• SOURCE MATERIAL
----------

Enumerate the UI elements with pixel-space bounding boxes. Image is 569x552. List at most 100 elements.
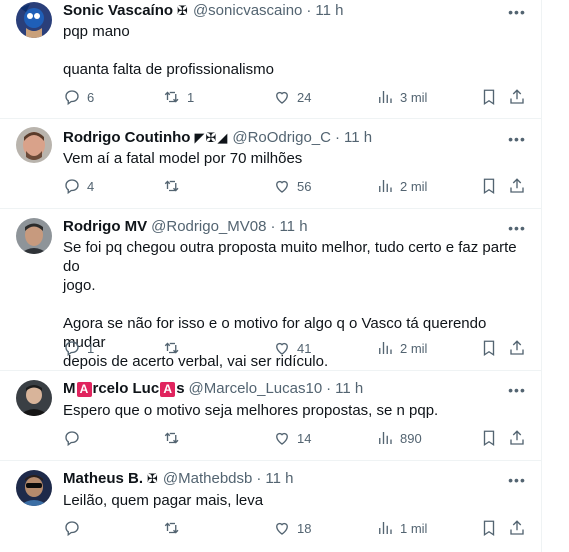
share-button[interactable] [508,338,526,358]
reply-button[interactable]: 6 [63,87,94,107]
timestamp[interactable]: 11 h [335,379,363,399]
view-count: 1 mil [400,520,428,536]
author-handle[interactable]: @Mathebdsb [163,469,252,489]
like-button[interactable]: 56 [273,176,311,196]
views-button[interactable]: 2 mil [376,176,427,196]
reply-icon [65,90,79,106]
bookmark-button[interactable] [480,518,498,538]
retweet-icon [164,522,179,534]
retweet-icon [164,180,179,192]
bookmark-icon [483,520,495,537]
action-bar: 6 1 24 3 mil [63,87,525,107]
reply-button[interactable]: 1 [63,338,94,358]
timestamp[interactable]: 11 h [279,217,307,237]
name-part: M [63,380,76,397]
tweet[interactable]: Sonic Vascaíno ✠ @sonicvascaino · 11 h •… [0,0,541,119]
author-handle[interactable]: @Rodrigo_MV08 [151,217,266,237]
more-icon[interactable]: ••• [507,383,527,403]
avatar[interactable] [16,2,52,38]
tweet[interactable]: Rodrigo MV @Rodrigo_MV08 · 11 h ••• Se f… [0,208,541,371]
tweet-line: jogo. [63,277,96,294]
view-count: 3 mil [400,89,428,105]
bookmark-button[interactable] [480,428,498,448]
author-name[interactable]: Sonic Vascaíno [63,1,173,21]
like-button[interactable]: 41 [273,338,311,358]
like-button[interactable]: 18 [273,518,311,538]
reply-button[interactable] [63,428,81,448]
views-icon [379,180,392,192]
heart-icon [276,522,288,535]
tweet[interactable]: M Arcelo Luc As @Marcelo_Lucas10 · 11 h ••… [0,370,541,461]
bookmark-button[interactable] [480,338,498,358]
timestamp[interactable]: 11 h [344,128,372,148]
author-handle[interactable]: @RoOdrigo_C [232,128,331,148]
reply-icon [65,431,79,447]
author-name[interactable]: Rodrigo MV [63,217,147,237]
bookmark-icon [483,340,495,357]
avatar[interactable] [16,127,52,163]
avatar[interactable] [16,470,52,506]
name-part: s [176,380,185,397]
timestamp[interactable]: 11 h [315,1,343,21]
reply-button[interactable]: 4 [63,176,94,196]
views-button[interactable]: 3 mil [376,87,427,107]
tweet-line: pqp mano [63,23,130,40]
tweet-line [63,41,523,60]
heart-icon [276,342,288,355]
author-name[interactable]: M Arcelo Luc As [63,379,185,399]
views-icon [379,342,392,354]
avatar[interactable] [16,380,52,416]
like-count: 24 [297,89,312,105]
scrollbar-track[interactable] [542,0,569,552]
share-button[interactable] [508,87,526,107]
bookmark-button[interactable] [480,176,498,196]
heart-icon [276,432,288,445]
separator-dot: · [334,129,340,146]
timestamp[interactable]: 11 h [265,469,293,489]
retweet-button[interactable] [163,176,187,196]
tweet-text: Vem aí a fatal model por 70 milhões [63,149,523,168]
like-count: 18 [297,520,312,536]
tweet-text: Leilão, quem pagar mais, leva [63,491,523,510]
bookmark-icon [483,430,495,447]
like-button[interactable]: 24 [273,87,311,107]
bookmark-button[interactable] [480,87,498,107]
share-button[interactable] [508,518,526,538]
reply-button[interactable] [63,518,81,538]
action-bar: 18 1 mil [63,518,525,538]
author-handle[interactable]: @Marcelo_Lucas10 [189,379,323,399]
views-button[interactable]: 1 mil [376,518,427,538]
like-button[interactable]: 14 [273,428,311,448]
views-button[interactable]: 890 [376,428,422,448]
tweet-feed: Sonic Vascaíno ✠ @sonicvascaino · 11 h •… [0,0,542,552]
tweet-line [63,295,523,314]
name-emoji: ◤✠◢ [194,130,229,145]
reply-icon [65,341,79,357]
share-button[interactable] [508,176,526,196]
tweet-text: Espero que o motivo seja melhores propos… [63,401,523,420]
bookmark-icon [483,178,495,195]
views-button[interactable]: 2 mil [376,338,427,358]
like-count: 41 [297,340,312,356]
retweet-button[interactable] [163,338,187,358]
retweet-button[interactable] [163,518,181,538]
retweet-icon [164,432,179,444]
author-name[interactable]: Matheus B. [63,469,143,489]
author-name[interactable]: Rodrigo Coutinho [63,128,190,148]
heart-icon [276,91,288,104]
more-icon[interactable]: ••• [507,473,527,493]
tweet[interactable]: Matheus B. ✠ @Mathebdsb · 11 h ••• Leilã… [0,460,541,552]
retweet-button[interactable] [163,428,181,448]
tweet-line: Se foi pq chegou outra proposta muito me… [63,239,517,275]
action-bar: 1 41 2 mil [63,338,525,358]
retweet-button[interactable]: 1 [163,87,194,107]
tweet[interactable]: Rodrigo Coutinho ◤✠◢ @RoOdrigo_C · 11 h … [0,118,541,209]
separator-dot: · [270,218,276,235]
reply-icon [65,521,79,537]
view-count: 2 mil [400,178,428,194]
action-bar: 14 890 [63,428,525,448]
like-count: 56 [297,178,312,194]
share-button[interactable] [508,428,526,448]
avatar[interactable] [16,218,52,254]
author-handle[interactable]: @sonicvascaino [193,1,302,21]
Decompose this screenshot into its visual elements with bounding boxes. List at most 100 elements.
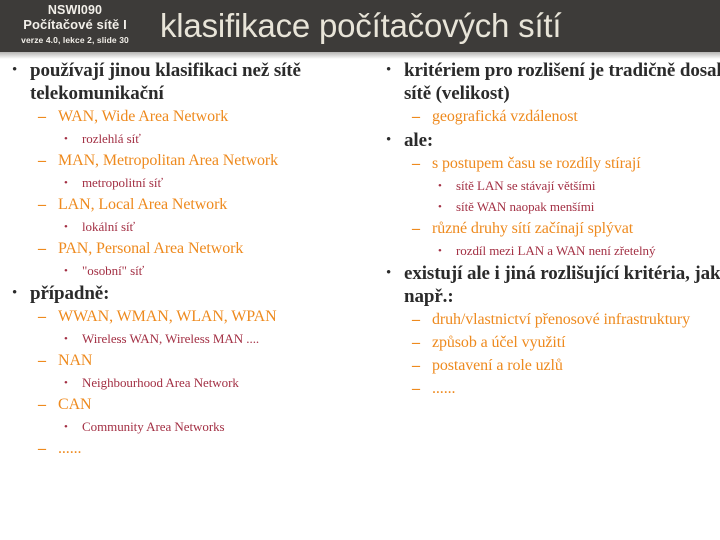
bullet-item-level3: • "osobní" síť [6,261,356,281]
right-column: • kritériem pro rozlišení je tradičně dos… [380,59,720,401]
bullet-marker-level2-icon: – [412,108,420,125]
bullet-item-level2: – geografická vzdálenost [380,106,720,128]
bullet-text: ale: [404,130,434,151]
header-shadow [0,52,720,59]
bullet-item-level2: – MAN, Metropolitan Area Network [6,150,356,172]
bullet-text: WWAN, WMAN, WLAN, WPAN [58,308,277,325]
bullet-text: používají jinou klasifikaci než sítě tel… [30,60,301,104]
bullet-marker-level3-icon: • [64,333,68,345]
bullet-item-level1: • existují ale i jiná rozlišující kritéri… [380,262,720,308]
bullet-text: NAN [58,352,93,369]
bullet-text: CAN [58,396,92,413]
bullet-marker-level2-icon: – [38,308,46,325]
bullet-text: ...... [432,380,456,397]
bullet-marker-level2-icon: – [38,352,46,369]
bullet-marker-level2-icon: – [38,152,46,169]
bullet-text: geografická vzdálenost [432,108,578,125]
bullet-text: Community Area Networks [82,419,225,434]
bullet-item-level1: • používají jinou klasifikaci než sítě te… [6,59,356,105]
bullet-marker-level2-icon: – [412,311,420,328]
bullet-text: případně: [30,283,110,304]
bullet-marker-level2-icon: – [38,440,46,457]
bullet-marker-level2-icon: – [412,357,420,374]
bullet-item-level3: • rozdíl mezi LAN a WAN není zřetelný [380,241,720,261]
bullet-marker-level3-icon: • [438,245,442,257]
bullet-item-level2: – způsob a účel využití [380,332,720,354]
bullet-item-level2: – druh/vlastnictví přenosové infrastruktu… [380,309,720,331]
bullet-text: Wireless WAN, Wireless MAN .... [82,331,260,346]
bullet-text: metropolitní síť [82,175,163,190]
course-version-line: verze 4.0, lekce 2, slide 30 [21,35,129,45]
bullet-marker-level2-icon: – [412,220,420,237]
bullet-marker-level2-icon: – [38,240,46,257]
bullet-text: druh/vlastnictví přenosové infrastruktur… [432,311,691,328]
slide-body: • používají jinou klasifikaci než sítě te… [0,59,720,540]
bullet-item-level2: – PAN, Personal Area Network [6,238,356,260]
bullet-marker-level1-icon: • [386,132,392,148]
bullet-item-level3: • Neighbourhood Area Network [6,373,356,393]
bullet-text: LAN, Local Area Network [58,196,228,213]
bullet-text: rozdíl mezi LAN a WAN není zřetelný [456,243,656,258]
bullet-item-level3: • rozlehlá síť [6,129,356,149]
bullet-marker-level1-icon: • [12,285,18,301]
slide-title: klasifikace počítačových sítí [160,7,562,44]
left-column: • používají jinou klasifikaci než sítě te… [6,59,356,461]
bullet-item-level3: • Wireless WAN, Wireless MAN .... [6,329,356,349]
bullet-item-level2: – různé druhy sítí začínají splývat [380,218,720,240]
bullet-marker-level1-icon: • [12,62,18,78]
bullet-marker-level2-icon: – [412,380,420,397]
bullet-marker-level3-icon: • [438,201,442,213]
bullet-item-level3: • sítě WAN naopak menšími [380,197,720,217]
bullet-text: sítě LAN se stávají většími [456,178,596,193]
bullet-marker-level1-icon: • [386,62,392,78]
bullet-marker-level3-icon: • [64,421,68,433]
bullet-item-level3: • sítě LAN se stávají většími [380,176,720,196]
bullet-marker-level3-icon: • [438,180,442,192]
bullet-marker-level2-icon: – [38,108,46,125]
bullet-marker-level2-icon: – [38,196,46,213]
bullet-marker-level2-icon: – [412,155,420,172]
bullet-item-level1: • ale: [380,129,720,152]
bullet-marker-level3-icon: • [64,177,68,189]
bullet-text: Neighbourhood Area Network [82,375,239,390]
bullet-item-level2: – postavení a role uzlů [380,355,720,377]
bullet-item-level1: • případně: [6,282,356,305]
bullet-marker-level3-icon: • [64,133,68,145]
bullet-text: WAN, Wide Area Network [58,108,229,125]
bullet-item-level3: • metropolitní síť [6,173,356,193]
bullet-item-level2: – LAN, Local Area Network [6,194,356,216]
bullet-item-level2: –...... [380,378,720,400]
bullet-item-level2: – CAN [6,394,356,416]
bullet-item-level1: • kritériem pro rozlišení je tradičně dos… [380,59,720,105]
bullet-text: rozlehlá síť [82,131,141,146]
bullet-marker-level1-icon: • [386,265,392,281]
bullet-text: MAN, Metropolitan Area Network [58,152,279,169]
bullet-text: způsob a účel využití [432,334,566,351]
course-code: NSWI090 [47,3,103,17]
course-info-block: NSWI090 Počítačové sítě I verze 4.0, lek… [0,0,150,52]
bullet-text: existují ale i jiná rozlišující kritéria… [404,263,720,307]
bullet-text: PAN, Personal Area Network [58,240,244,257]
bullet-item-level2: –...... [6,438,356,460]
bullet-item-level3: • Community Area Networks [6,417,356,437]
bullet-text: různé druhy sítí začínají splývat [432,220,634,237]
bullet-text: "osobní" síť [82,263,145,278]
bullet-text: sítě WAN naopak menšími [456,199,595,214]
bullet-text: postavení a role uzlů [432,357,563,374]
bullet-marker-level3-icon: • [64,265,68,277]
bullet-item-level2: – s postupem času se rozdíly stírají [380,153,720,175]
bullet-text: kritériem pro rozlišení je tradičně dosa… [404,60,720,104]
bullet-marker-level3-icon: • [64,377,68,389]
course-name: Počítačové sítě I [23,17,127,32]
bullet-text: ...... [58,440,82,457]
bullet-marker-level3-icon: • [64,221,68,233]
bullet-text: lokální síť [82,219,136,234]
slide-header: NSWI090 Počítačové sítě I verze 4.0, lek… [0,0,720,52]
bullet-marker-level2-icon: – [38,396,46,413]
bullet-text: s postupem času se rozdíly stírají [432,155,641,172]
bullet-item-level3: • lokální síť [6,217,356,237]
bullet-item-level2: – NAN [6,350,356,372]
bullet-item-level2: – WAN, Wide Area Network [6,106,356,128]
bullet-marker-level2-icon: – [412,334,420,351]
bullet-item-level2: – WWAN, WMAN, WLAN, WPAN [6,306,356,328]
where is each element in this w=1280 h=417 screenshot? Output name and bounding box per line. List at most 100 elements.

----------

Output as a JSON list of strings the listing lines from the line with "share-button[interactable] [508,338,526,358]" to the line with "author-name[interactable]: Sonic Vascaíno", both included, one string per line and blank lines left out.

• RESPONSE
[
  "share-button[interactable] [508,338,526,358]",
  "reply-button[interactable]: 6 [63,87,94,107]",
  "timestamp[interactable]: 11 h [335,379,363,399]",
  "view-count: 1 mil [400,520,428,536]",
  "author-handle[interactable]: @Mathebdsb [163,469,252,489]",
  "like-button[interactable]: 56 [273,176,311,196]",
  "views-button[interactable]: 2 mil [376,176,427,196]",
  "reply-icon [65,90,79,106]",
  "bookmark-button[interactable] [480,518,498,538]",
  "retweet-icon [164,522,179,534]",
  "retweet-icon [164,180,179,192]",
  "bookmark-icon [483,520,495,537]",
  "action-bar: 6 1 24 3 mil [63,87,525,107]",
  "reply-button[interactable]: 1 [63,338,94,358]",
  "timestamp[interactable]: 11 h [279,217,307,237]",
  "name-part: M [63,380,76,397]",
  "tweet[interactable]: Sonic Vascaíno ✠ @sonicvascaino · 11 h •… [0,0,541,119]",
  "author-handle[interactable]: @Rodrigo_MV08 [151,217,266,237]",
  "more-icon[interactable]: ••• [507,383,527,403]",
  "avatar[interactable] [16,2,52,38]",
  "tweet[interactable]: Rodrigo MV @Rodrigo_MV08 · 11 h ••• Se f… [0,208,541,371]",
  "tweet-line: jogo. [63,277,96,294]",
  "view-count: 3 mil [400,89,428,105]",
  "bookmark-button[interactable] [480,428,498,448]",
  "author-name[interactable]: Sonic Vascaíno [63,1,173,21]"
]